[begin DATA TO PROCESS]

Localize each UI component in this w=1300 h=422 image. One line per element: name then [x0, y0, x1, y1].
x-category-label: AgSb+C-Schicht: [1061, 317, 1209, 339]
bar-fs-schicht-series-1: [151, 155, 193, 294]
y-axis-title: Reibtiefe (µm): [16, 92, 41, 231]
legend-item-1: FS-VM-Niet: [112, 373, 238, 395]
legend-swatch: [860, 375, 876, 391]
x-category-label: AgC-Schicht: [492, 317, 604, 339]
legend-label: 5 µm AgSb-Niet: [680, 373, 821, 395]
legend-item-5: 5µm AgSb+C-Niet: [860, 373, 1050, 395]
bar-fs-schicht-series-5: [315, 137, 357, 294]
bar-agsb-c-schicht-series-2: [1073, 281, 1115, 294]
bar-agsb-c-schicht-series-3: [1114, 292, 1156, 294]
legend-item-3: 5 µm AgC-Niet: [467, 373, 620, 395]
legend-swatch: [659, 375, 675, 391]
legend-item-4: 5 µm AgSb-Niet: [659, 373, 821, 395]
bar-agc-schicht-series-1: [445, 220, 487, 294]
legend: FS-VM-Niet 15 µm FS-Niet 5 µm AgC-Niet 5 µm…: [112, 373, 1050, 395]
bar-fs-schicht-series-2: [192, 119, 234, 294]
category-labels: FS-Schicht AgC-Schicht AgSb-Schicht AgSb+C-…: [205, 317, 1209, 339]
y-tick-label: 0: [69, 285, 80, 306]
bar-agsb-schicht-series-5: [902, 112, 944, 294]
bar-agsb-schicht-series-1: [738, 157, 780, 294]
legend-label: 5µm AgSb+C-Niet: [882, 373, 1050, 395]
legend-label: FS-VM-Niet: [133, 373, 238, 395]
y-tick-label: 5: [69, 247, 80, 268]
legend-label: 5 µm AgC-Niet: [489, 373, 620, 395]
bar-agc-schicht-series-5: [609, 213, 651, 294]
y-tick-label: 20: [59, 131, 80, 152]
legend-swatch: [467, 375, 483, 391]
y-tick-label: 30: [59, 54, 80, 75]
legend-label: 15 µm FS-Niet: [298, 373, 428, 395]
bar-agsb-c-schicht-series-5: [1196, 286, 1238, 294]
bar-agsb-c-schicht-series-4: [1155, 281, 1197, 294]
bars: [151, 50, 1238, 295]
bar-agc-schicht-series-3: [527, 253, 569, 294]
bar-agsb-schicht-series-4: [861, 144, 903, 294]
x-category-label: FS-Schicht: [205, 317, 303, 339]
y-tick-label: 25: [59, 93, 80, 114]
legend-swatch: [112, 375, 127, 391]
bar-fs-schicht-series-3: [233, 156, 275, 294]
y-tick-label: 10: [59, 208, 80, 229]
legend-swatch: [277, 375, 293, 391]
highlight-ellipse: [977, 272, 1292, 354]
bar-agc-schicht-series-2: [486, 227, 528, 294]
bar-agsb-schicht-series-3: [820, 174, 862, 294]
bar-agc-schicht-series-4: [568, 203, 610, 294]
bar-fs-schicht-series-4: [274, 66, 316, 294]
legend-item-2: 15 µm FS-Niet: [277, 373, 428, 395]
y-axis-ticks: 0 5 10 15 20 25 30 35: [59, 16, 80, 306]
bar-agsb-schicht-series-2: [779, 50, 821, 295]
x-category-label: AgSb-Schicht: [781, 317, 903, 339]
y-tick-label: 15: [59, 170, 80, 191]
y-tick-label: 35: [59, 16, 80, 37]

[end DATA TO PROCESS]

# WORK TO DO:
Quote the listing from its first line up to and including the line that contains "legend-item-2: 15 µm".

# RESULT FOR THIS EXERCISE:
Localize each UI component in this w=1300 h=422 image. One line per element: name then [x0, y0, x1, y1].
x-category-label: AgSb+C-Schicht: [1061, 317, 1209, 339]
bar-fs-schicht-series-1: [151, 155, 193, 294]
y-axis-title: Reibtiefe (µm): [16, 92, 41, 231]
legend-item-1: FS-VM-Niet: [112, 373, 238, 395]
legend-swatch: [860, 375, 876, 391]
x-category-label: AgC-Schicht: [492, 317, 604, 339]
legend-label: 5 µm AgSb-Niet: [680, 373, 821, 395]
legend-item-5: 5µm AgSb+C-Niet: [860, 373, 1050, 395]
bar-fs-schicht-series-5: [315, 137, 357, 294]
bar-agsb-c-schicht-series-2: [1073, 281, 1115, 294]
bar-agsb-c-schicht-series-3: [1114, 292, 1156, 294]
legend-item-3: 5 µm AgC-Niet: [467, 373, 620, 395]
legend-swatch: [659, 375, 675, 391]
legend-item-4: 5 µm AgSb-Niet: [659, 373, 821, 395]
bar-agc-schicht-series-1: [445, 220, 487, 294]
legend: FS-VM-Niet 15 µm FS-Niet 5 µm AgC-Niet 5 µm…: [112, 373, 1050, 395]
bar-fs-schicht-series-2: [192, 119, 234, 294]
category-labels: FS-Schicht AgC-Schicht AgSb-Schicht AgSb+C-…: [205, 317, 1209, 339]
y-tick-label: 0: [69, 285, 80, 306]
bar-agsb-schicht-series-5: [902, 112, 944, 294]
bar-agsb-schicht-series-1: [738, 157, 780, 294]
legend-label: 5µm AgSb+C-Niet: [882, 373, 1050, 395]
legend-label: FS-VM-Niet: [133, 373, 238, 395]
y-tick-label: 5: [69, 247, 80, 268]
legend-label: 5 µm AgC-Niet: [489, 373, 620, 395]
bar-agc-schicht-series-5: [609, 213, 651, 294]
y-tick-label: 20: [59, 131, 80, 152]
legend-swatch: [467, 375, 483, 391]
y-tick-label: 30: [59, 54, 80, 75]
legend-label: 15 µm FS-Niet: [298, 373, 428, 395]
bar-agsb-c-schicht-series-5: [1196, 286, 1238, 294]
bar-agsb-c-schicht-series-4: [1155, 281, 1197, 294]
bars: [151, 50, 1238, 295]
bar-agc-schicht-series-3: [527, 253, 569, 294]
bar-agsb-schicht-series-4: [861, 144, 903, 294]
x-category-label: FS-Schicht: [205, 317, 303, 339]
y-tick-label: 25: [59, 93, 80, 114]
legend-swatch: [112, 375, 127, 391]
bar-fs-schicht-series-3: [233, 156, 275, 294]
y-tick-label: 10: [59, 208, 80, 229]
legend-swatch: [277, 375, 293, 391]
highlight-ellipse: [977, 272, 1292, 354]
bar-agc-schicht-series-2: [486, 227, 528, 294]
bar-agsb-schicht-series-3: [820, 174, 862, 294]
bar-agc-schicht-series-4: [568, 203, 610, 294]
bar-fs-schicht-series-4: [274, 66, 316, 294]
legend-item-2: 15 µm FS-Niet: [277, 373, 428, 395]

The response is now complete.